## Problem details
Check each line below for "name" and report how many have it, nothing else.

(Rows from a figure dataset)
····················
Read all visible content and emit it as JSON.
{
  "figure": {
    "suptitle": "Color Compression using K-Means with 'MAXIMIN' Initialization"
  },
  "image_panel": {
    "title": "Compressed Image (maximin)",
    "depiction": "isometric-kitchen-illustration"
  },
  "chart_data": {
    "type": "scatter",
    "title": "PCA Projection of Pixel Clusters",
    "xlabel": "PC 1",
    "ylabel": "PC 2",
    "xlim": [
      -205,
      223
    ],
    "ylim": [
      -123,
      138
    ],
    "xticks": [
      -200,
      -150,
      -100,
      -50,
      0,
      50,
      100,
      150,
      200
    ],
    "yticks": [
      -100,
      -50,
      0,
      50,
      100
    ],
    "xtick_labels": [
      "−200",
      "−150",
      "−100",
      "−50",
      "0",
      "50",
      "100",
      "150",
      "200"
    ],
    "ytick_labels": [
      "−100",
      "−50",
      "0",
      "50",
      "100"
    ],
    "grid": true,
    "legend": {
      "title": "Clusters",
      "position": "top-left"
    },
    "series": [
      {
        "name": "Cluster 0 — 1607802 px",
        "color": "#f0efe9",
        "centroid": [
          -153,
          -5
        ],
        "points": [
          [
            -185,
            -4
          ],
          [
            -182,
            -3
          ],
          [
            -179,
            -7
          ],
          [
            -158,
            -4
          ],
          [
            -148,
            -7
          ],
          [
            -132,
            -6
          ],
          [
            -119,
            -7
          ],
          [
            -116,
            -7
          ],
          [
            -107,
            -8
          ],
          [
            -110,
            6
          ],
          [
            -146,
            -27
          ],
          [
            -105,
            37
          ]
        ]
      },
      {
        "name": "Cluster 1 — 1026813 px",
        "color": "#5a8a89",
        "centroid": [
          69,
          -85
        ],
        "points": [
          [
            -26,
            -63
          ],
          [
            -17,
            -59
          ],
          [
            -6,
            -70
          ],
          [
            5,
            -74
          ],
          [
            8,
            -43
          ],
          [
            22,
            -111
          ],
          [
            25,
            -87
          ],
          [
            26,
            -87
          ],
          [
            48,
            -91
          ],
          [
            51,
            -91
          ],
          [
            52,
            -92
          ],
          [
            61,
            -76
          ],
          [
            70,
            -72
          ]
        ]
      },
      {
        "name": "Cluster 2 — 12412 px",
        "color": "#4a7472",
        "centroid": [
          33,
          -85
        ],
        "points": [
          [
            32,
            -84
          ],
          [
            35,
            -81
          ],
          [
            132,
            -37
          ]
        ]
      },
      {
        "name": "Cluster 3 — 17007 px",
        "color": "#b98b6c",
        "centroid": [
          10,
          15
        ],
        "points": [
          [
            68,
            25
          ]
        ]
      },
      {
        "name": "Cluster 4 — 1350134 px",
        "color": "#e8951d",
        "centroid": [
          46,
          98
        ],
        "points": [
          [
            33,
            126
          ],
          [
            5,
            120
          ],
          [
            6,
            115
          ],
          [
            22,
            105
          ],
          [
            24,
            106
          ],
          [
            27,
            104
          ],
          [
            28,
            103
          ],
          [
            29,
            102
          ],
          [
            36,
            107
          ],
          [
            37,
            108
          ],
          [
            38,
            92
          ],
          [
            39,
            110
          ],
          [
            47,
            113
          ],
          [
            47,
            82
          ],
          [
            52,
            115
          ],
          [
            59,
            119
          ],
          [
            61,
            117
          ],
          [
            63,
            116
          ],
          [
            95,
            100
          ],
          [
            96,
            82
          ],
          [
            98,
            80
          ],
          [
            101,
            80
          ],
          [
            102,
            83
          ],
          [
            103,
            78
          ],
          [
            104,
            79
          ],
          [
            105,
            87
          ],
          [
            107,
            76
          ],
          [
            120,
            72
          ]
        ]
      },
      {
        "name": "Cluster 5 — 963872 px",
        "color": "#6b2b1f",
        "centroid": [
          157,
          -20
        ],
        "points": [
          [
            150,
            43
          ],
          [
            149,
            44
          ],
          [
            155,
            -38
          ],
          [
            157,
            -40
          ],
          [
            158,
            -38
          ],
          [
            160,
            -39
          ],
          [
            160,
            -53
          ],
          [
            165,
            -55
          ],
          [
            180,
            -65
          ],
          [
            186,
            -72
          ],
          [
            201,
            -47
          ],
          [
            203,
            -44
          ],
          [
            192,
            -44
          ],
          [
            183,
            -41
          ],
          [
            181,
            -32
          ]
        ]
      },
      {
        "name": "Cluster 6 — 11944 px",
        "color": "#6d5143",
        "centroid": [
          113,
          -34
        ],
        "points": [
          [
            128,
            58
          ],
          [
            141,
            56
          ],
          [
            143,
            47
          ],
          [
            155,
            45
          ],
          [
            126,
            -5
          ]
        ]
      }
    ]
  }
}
····················
## Response to the task
7